=== GOAL ===
Return each entry exactly, with none missing.

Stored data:
━━━━━━━━━━
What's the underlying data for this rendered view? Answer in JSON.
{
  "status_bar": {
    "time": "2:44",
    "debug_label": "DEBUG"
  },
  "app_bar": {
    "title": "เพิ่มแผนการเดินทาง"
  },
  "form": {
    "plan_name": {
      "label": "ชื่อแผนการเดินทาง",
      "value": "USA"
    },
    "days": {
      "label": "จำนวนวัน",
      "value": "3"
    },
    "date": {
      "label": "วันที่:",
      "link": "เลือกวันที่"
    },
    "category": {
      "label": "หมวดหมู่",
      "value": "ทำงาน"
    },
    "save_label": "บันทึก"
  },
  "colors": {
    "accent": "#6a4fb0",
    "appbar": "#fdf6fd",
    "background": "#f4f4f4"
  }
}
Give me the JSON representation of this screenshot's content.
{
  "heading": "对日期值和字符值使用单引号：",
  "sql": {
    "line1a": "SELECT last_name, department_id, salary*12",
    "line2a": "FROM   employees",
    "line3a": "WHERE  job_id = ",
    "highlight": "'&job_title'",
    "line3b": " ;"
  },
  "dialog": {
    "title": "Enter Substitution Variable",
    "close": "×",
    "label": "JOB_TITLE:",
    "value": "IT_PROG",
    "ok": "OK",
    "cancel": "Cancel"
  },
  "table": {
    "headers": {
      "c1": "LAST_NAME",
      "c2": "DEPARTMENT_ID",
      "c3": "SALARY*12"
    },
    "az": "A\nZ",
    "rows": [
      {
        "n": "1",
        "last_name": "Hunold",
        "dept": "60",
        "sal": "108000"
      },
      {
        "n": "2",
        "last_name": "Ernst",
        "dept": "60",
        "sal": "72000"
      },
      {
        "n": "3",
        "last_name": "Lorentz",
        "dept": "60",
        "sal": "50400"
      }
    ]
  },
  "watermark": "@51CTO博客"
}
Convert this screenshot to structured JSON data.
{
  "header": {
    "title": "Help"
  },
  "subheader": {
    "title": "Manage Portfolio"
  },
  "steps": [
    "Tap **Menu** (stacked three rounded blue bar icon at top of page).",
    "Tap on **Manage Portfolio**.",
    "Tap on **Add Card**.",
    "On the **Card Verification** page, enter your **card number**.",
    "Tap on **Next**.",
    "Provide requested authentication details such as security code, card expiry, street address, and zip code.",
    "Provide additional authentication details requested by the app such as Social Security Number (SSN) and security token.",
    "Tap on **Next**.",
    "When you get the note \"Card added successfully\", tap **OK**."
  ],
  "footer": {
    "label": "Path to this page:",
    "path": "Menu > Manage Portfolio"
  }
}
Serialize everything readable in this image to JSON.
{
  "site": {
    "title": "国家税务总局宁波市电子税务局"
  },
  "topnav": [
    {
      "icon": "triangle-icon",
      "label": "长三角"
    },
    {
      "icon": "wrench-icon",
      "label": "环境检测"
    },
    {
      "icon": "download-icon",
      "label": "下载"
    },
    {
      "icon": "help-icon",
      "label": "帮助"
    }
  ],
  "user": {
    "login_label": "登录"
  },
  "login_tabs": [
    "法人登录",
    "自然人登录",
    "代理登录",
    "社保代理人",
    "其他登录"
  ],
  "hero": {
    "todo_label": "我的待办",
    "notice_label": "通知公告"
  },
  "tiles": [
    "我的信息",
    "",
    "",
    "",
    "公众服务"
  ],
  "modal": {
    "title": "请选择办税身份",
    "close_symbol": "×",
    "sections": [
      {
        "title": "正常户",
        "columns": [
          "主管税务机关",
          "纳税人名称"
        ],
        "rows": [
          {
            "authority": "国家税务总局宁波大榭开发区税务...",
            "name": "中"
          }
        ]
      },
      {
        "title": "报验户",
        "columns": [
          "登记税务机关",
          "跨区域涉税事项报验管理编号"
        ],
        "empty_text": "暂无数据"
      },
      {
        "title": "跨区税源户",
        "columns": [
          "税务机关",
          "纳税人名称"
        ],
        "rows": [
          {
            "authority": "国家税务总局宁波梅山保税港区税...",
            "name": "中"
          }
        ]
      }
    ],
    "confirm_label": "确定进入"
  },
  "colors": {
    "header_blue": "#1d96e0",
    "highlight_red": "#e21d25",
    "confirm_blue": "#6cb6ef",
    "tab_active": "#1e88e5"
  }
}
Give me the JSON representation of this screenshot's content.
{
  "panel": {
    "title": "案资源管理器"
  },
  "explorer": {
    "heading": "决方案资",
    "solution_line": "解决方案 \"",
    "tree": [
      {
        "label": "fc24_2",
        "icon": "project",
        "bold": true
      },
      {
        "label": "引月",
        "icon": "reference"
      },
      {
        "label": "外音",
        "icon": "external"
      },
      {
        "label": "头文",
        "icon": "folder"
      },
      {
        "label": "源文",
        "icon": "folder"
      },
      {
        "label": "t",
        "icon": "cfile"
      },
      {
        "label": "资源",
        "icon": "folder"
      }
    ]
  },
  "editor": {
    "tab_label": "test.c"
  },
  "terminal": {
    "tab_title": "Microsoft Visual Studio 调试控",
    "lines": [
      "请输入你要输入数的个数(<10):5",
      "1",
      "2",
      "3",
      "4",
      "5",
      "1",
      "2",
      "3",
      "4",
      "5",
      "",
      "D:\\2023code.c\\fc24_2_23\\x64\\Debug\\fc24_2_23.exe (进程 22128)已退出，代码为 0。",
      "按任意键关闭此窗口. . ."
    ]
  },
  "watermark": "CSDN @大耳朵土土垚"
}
━━━━━━━━━━
=== FINISHED TASK ===
What's the underlying data for this rendered view? Answer in JSON.
{
  "status_bar": {
    "time": "2:44",
    "debug_label": "DEBUG"
  },
  "app_bar": {
    "title": "เพิ่มแผนการเดินทาง"
  },
  "form": {
    "plan_name": {
      "label": "ชื่อแผนการเดินทาง",
      "value": "USA"
    },
    "days": {
      "label": "จำนวนวัน",
      "value": "3"
    },
    "date": {
      "label": "วันที่:",
      "link": "เลือกวันที่"
    },
    "category": {
      "label": "หมวดหมู่",
      "value": "ทำงาน"
    },
    "save_label": "บันทึก"
  },
  "colors": {
    "accent": "#6a4fb0",
    "appbar": "#fdf6fd",
    "background": "#f4f4f4"
  }
}
Give me the JSON representation of this screenshot's content.
{
  "heading": "对日期值和字符值使用单引号：",
  "sql": {
    "line1a": "SELECT last_name, department_id, salary*12",
    "line2a": "FROM   employees",
    "line3a": "WHERE  job_id = ",
    "highlight": "'&job_title'",
    "line3b": " ;"
  },
  "dialog": {
    "title": "Enter Substitution Variable",
    "close": "×",
    "label": "JOB_TITLE:",
    "value": "IT_PROG",
    "ok": "OK",
    "cancel": "Cancel"
  },
  "table": {
    "headers": {
      "c1": "LAST_NAME",
      "c2": "DEPARTMENT_ID",
      "c3": "SALARY*12"
    },
    "az": "A\nZ",
    "rows": [
      {
        "n": "1",
        "last_name": "Hunold",
        "dept": "60",
        "sal": "108000"
      },
      {
        "n": "2",
        "last_name": "Ernst",
        "dept": "60",
        "sal": "72000"
      },
      {
        "n": "3",
        "last_name": "Lorentz",
        "dept": "60",
        "sal": "50400"
      }
    ]
  },
  "watermark": "@51CTO博客"
}
Convert this screenshot to structured JSON data.
{
  "header": {
    "title": "Help"
  },
  "subheader": {
    "title": "Manage Portfolio"
  },
  "steps": [
    "Tap **Menu** (stacked three rounded blue bar icon at top of page).",
    "Tap on **Manage Portfolio**.",
    "Tap on **Add Card**.",
    "On the **Card Verification** page, enter your **card number**.",
    "Tap on **Next**.",
    "Provide requested authentication details such as security code, card expiry, street address, and zip code.",
    "Provide additional authentication details requested by the app such as Social Security Number (SSN) and security token.",
    "Tap on **Next**.",
    "When you get the note \"Card added successfully\", tap **OK**."
  ],
  "footer": {
    "label": "Path to this page:",
    "path": "Menu > Manage Portfolio"
  }
}
Serialize everything readable in this image to JSON.
{
  "site": {
    "title": "国家税务总局宁波市电子税务局"
  },
  "topnav": [
    {
      "icon": "triangle-icon",
      "label": "长三角"
    },
    {
      "icon": "wrench-icon",
      "label": "环境检测"
    },
    {
      "icon": "download-icon",
      "label": "下载"
    },
    {
      "icon": "help-icon",
      "label": "帮助"
    }
  ],
  "user": {
    "login_label": "登录"
  },
  "login_tabs": [
    "法人登录",
    "自然人登录",
    "代理登录",
    "社保代理人",
    "其他登录"
  ],
  "hero": {
    "todo_label": "我的待办",
    "notice_label": "通知公告"
  },
  "tiles": [
    "我的信息",
    "",
    "",
    "",
    "公众服务"
  ],
  "modal": {
    "title": "请选择办税身份",
    "close_symbol": "×",
    "sections": [
      {
        "title": "正常户",
        "columns": [
          "主管税务机关",
          "纳税人名称"
        ],
        "rows": [
          {
            "authority": "国家税务总局宁波大榭开发区税务...",
            "name": "中"
          }
        ]
      },
      {
        "title": "报验户",
        "columns": [
          "登记税务机关",
          "跨区域涉税事项报验管理编号"
        ],
        "empty_text": "暂无数据"
      },
      {
        "title": "跨区税源户",
        "columns": [
          "税务机关",
          "纳税人名称"
        ],
        "rows": [
          {
            "authority": "国家税务总局宁波梅山保税港区税...",
            "name": "中"
          }
        ]
      }
    ],
    "confirm_label": "确定进入"
  },
  "colors": {
    "header_blue": "#1d96e0",
    "highlight_red": "#e21d25",
    "confirm_blue": "#6cb6ef",
    "tab_active": "#1e88e5"
  }
}
Give me the JSON representation of this screenshot's content.
{
  "panel": {
    "title": "案资源管理器"
  },
  "explorer": {
    "heading": "决方案资",
    "solution_line": "解决方案 \"",
    "tree": [
      {
        "label": "fc24_2",
        "icon": "project",
        "bold": true
      },
      {
        "label": "引月",
        "icon": "reference"
      },
      {
        "label": "外音",
        "icon": "external"
      },
      {
        "label": "头文",
        "icon": "folder"
      },
      {
        "label": "源文",
        "icon": "folder"
      },
      {
        "label": "t",
        "icon": "cfile"
      },
      {
        "label": "资源",
        "icon": "folder"
      }
    ]
  },
  "editor": {
    "tab_label": "test.c"
  },
  "terminal": {
    "tab_title": "Microsoft Visual Studio 调试控",
    "lines": [
      "请输入你要输入数的个数(<10):5",
      "1",
      "2",
      "3",
      "4",
      "5",
      "1",
      "2",
      "3",
      "4",
      "5",
      "",
      "D:\\2023code.c\\fc24_2_23\\x64\\Debug\\fc24_2_23.exe (进程 22128)已退出，代码为 0。",
      "按任意键关闭此窗口. . ."
    ]
  },
  "watermark": "CSDN @大耳朵土土垚"
}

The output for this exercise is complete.